▶ _Page excerpt_:

=== Begin Enclosure ===

Utilization Management is a process used by health insurance companies to evaluate the medical necessity, efficiency, and appropriateness of healthcare services before they are provided. This may involve prior authorization, concurrent review, or case management to help control costs and ensure quality care.

V

Vaccination

Vaccination is a preventive healthcare service that provides immunity against diseases like flu, measles, and COVID-19. Most health insurance plans cover recommended vaccines at no cost when administered by an in-network provider.

Variable Copay

A Variable Copay refers to a copayment amount that changes based on factors such as drug tier or provider network. For example, generic drugs may have a lower copay than brand-name or specialty medications.

Value-Based Care

Value-Based Care is a healthcare delivery model in which providers are compensated based on patient health outcomes rather than the volume of services provided. It aims to improve care quality while controlling healthcare costs.

Vision Coverage

Vision Coverage is an optional health insurance benefit that helps pay for eye exams, glasses, and contact lenses. It may be included in a broader health plan or offered as a standalone policy.

W

Waiting Period

A Waiting Period is the time an individual must wait after enrolling in a health plan before certain coverage benefits begin. This can apply to specific services or pre-existing conditions, though many plans now limit or prohibit such delays.

=== End Enclosure ===

▶ _Listed records_:

=== Begin Enclosure ===

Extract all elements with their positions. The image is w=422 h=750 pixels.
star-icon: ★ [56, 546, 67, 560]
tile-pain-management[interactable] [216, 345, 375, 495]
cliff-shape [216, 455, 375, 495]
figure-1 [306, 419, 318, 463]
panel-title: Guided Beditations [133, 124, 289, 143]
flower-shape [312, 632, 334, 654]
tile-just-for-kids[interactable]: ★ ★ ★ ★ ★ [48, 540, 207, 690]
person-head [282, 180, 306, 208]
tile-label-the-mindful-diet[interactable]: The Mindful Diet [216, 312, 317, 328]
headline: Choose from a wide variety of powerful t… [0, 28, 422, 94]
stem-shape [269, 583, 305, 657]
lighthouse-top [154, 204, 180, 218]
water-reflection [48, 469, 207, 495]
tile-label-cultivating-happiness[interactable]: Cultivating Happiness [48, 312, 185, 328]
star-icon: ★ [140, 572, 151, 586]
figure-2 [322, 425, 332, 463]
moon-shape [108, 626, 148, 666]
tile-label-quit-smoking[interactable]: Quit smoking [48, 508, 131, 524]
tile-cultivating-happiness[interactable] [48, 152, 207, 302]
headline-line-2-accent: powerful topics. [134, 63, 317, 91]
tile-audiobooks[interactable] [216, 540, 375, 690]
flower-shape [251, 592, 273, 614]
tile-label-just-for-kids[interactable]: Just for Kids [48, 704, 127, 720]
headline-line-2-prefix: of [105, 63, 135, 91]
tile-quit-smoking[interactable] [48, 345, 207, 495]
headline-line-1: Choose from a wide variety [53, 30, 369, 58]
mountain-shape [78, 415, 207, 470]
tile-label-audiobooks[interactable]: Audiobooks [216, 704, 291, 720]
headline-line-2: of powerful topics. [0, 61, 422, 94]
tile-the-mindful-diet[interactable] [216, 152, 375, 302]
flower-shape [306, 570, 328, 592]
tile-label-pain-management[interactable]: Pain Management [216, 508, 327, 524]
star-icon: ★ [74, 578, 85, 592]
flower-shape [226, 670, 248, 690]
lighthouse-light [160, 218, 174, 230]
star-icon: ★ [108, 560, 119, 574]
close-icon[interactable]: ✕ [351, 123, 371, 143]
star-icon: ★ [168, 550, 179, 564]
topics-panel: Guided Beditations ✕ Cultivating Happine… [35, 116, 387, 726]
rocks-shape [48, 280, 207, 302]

=== End Enclosure ===

▶ _Exercise details_:
Continue the health insurance glossary above with new entries that follow the one for Waiting Period.

▶ _Written answer_:
Wellness Program

A Wellness Program is a health promotion initiative often offered by employers or insurers to encourage healthier lifestyles. It may include health screenings, fitness incentives, smoking cessation programs, or mental health support.

Workers’ Compensation

Workers’ Compensation is a state-mandated insurance program that provides benefits to employees who suffer job-related injuries or illnesses. It typically covers medical expenses, lost wages, and rehabilitation costs without requiring the worker to sue the employer.

X

X-ray Services

X-ray Services involve diagnostic imaging used to detect fractures, infections, or other internal conditions. Most health insurance plans cover X-rays as part of outpatient or inpatient services, subject to deductible or copay requirements.

Excluded X-ray Procedures

Some insurance plans list specific X-ray procedures that are not covered, particularly those deemed experimental or not medically necessary. It’s important to check plan documents to understand which imaging services are excluded.

X-Chromosome Linked Conditions

Certain genetic conditions linked to the X chromosome may require ongoing medical care. Health insurance may cover diagnostic testing and treatment if deemed medically necessary, particularly when tied to preventive care or family planning.

Y

Yearly Benefit Limit

A Yearly Benefit Limit is the maximum dollar amount or number of services that a health insurance plan will cover in a year for a specific benefit. Though ACA-compliant plans don’t allow dollar caps on essential benefits, some supplemental plans may have these limits.

Young Adult Coverage

Under the Affordable Care Act, Young Adult Coverage allows individuals to remain on a parent’s health insurance plan until age 26, regardless of student status, residence, or marital status, ensuring extended protection during early adulthood.

Your Rights Under the Plan

Every health insurance plan includes a section outlining Your Rights, such as the ability to appeal a claim denial, access medical records, and receive timely care. Understanding these rights helps consumers make informed healthcare decisions.

Z

Zero-Cost Preventive Care

Zero-Cost Preventive Care refers to health services, like immunizations, screenings, and annual check-ups, that are fully covered by insurance without requiring copayments or deductibles, as mandated by the ACA for in-network providers.

Z Codes (ICD-10)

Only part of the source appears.